_Stated exercise_.
Take every line that has the string "Prompt" and copy it out.

_Data supplied_.
## start
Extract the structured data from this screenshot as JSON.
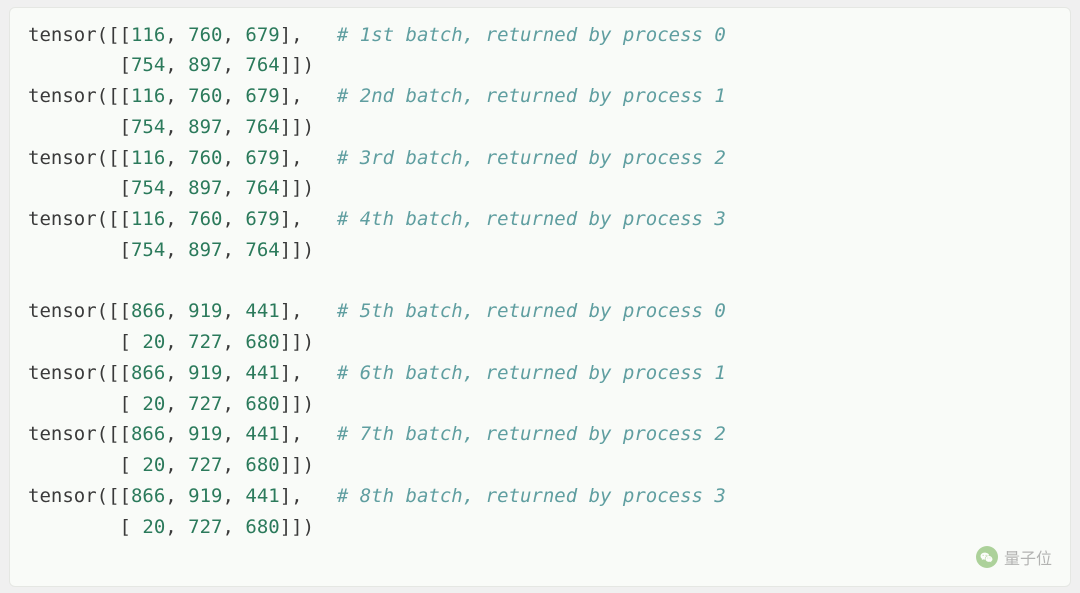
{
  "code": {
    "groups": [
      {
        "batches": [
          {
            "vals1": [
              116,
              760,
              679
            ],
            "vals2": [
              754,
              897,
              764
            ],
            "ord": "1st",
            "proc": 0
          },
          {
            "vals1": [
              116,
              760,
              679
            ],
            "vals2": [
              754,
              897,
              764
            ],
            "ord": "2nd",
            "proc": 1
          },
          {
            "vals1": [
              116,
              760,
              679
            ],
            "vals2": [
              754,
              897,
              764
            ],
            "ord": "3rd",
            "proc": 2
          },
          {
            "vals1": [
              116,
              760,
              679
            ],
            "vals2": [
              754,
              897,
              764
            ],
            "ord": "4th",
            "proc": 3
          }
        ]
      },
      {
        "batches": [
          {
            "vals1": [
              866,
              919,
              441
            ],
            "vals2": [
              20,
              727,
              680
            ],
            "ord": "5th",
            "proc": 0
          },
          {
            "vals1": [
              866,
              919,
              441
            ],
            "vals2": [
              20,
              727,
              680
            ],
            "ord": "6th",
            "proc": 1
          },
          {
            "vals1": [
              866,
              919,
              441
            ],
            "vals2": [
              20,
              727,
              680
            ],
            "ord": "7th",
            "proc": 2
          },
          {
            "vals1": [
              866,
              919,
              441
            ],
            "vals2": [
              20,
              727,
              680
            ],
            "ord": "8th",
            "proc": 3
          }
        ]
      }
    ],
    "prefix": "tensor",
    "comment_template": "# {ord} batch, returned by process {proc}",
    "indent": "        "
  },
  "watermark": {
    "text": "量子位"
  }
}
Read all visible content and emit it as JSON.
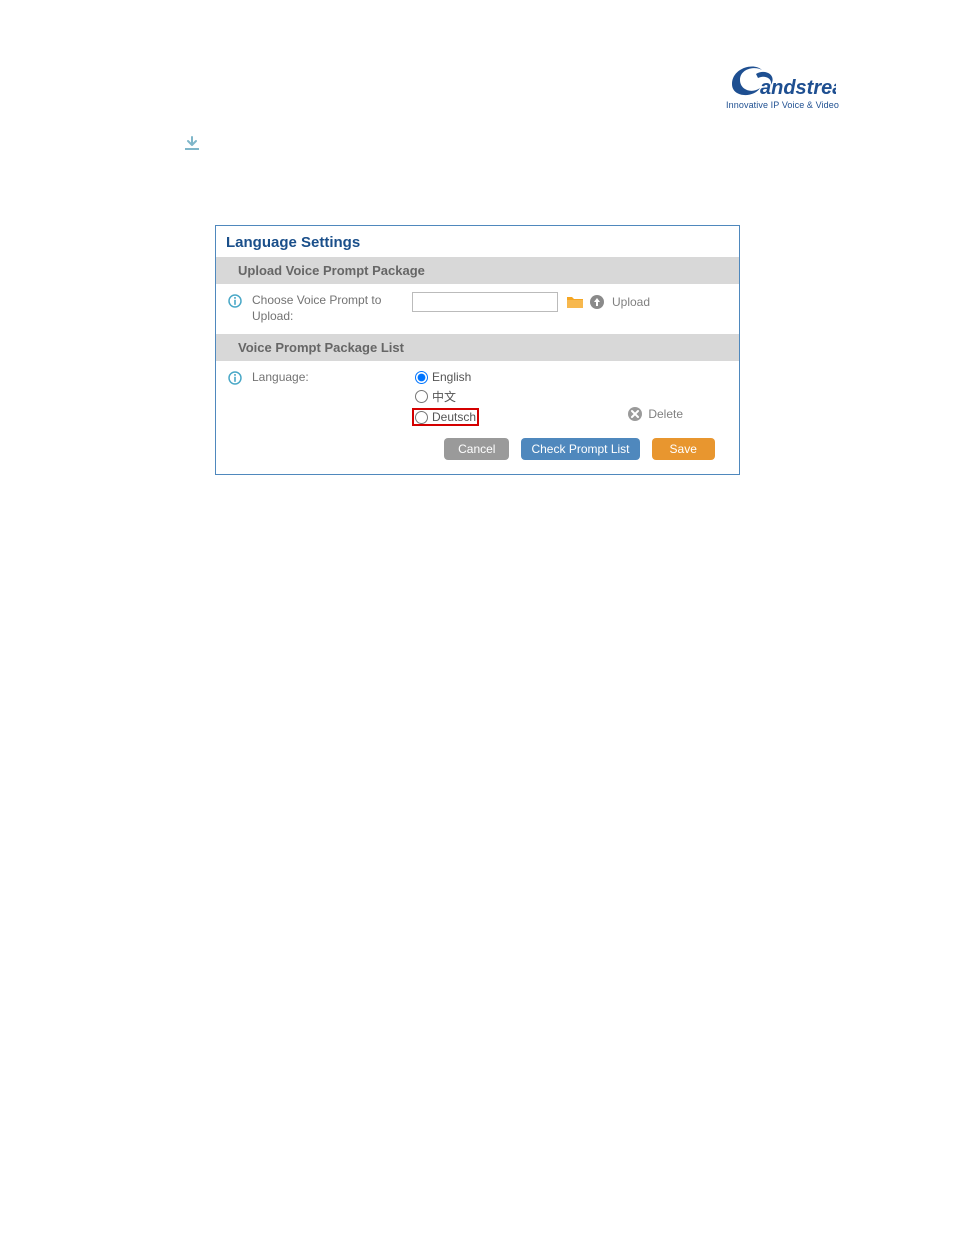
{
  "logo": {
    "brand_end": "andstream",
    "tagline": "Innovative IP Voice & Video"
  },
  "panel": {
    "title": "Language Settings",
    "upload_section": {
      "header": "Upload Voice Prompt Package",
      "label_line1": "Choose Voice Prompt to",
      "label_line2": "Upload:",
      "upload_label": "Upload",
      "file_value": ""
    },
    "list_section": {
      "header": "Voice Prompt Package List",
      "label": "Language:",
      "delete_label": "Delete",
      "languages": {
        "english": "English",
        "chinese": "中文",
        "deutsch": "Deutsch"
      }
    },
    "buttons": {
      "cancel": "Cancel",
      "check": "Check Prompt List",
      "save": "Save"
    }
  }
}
## end
## start
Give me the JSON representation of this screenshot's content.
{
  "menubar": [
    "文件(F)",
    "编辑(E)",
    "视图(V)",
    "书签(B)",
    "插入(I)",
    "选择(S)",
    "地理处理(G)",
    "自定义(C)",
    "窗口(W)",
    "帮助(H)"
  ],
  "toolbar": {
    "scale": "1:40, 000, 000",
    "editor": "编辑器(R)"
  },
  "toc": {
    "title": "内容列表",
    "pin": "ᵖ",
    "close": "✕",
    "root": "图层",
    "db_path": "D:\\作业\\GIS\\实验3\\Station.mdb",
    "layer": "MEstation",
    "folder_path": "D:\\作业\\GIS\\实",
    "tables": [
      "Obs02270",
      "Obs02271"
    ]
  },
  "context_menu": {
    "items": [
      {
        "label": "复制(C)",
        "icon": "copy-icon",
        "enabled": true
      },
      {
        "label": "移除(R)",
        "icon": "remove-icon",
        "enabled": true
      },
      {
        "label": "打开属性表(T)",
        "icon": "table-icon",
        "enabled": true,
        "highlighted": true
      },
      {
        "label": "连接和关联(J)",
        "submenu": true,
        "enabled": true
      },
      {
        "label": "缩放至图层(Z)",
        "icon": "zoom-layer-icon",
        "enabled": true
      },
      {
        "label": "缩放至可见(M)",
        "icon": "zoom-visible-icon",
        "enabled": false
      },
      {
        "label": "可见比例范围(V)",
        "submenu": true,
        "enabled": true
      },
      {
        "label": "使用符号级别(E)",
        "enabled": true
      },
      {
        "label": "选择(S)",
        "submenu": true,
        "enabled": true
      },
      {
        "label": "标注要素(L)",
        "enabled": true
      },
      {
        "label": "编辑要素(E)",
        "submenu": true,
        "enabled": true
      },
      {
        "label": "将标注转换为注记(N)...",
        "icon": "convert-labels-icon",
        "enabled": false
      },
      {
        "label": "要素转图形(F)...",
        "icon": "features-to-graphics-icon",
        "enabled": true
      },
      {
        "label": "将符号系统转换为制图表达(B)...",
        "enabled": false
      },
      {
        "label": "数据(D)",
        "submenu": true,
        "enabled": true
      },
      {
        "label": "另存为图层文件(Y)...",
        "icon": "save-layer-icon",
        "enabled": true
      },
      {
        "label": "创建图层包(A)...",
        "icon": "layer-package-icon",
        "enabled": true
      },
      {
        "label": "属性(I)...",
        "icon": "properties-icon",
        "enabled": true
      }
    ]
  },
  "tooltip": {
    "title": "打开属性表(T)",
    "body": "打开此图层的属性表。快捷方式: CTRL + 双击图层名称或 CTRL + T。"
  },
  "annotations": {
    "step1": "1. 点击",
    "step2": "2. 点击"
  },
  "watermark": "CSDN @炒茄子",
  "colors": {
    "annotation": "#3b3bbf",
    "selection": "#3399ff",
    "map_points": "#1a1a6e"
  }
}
## end
_Answer for this exercise_.
      "header": "Upload Voice Prompt Package",
      "label_line1": "Choose Voice Prompt to",
      "header": "Voice Prompt Package List",
      "check": "Check Prompt List",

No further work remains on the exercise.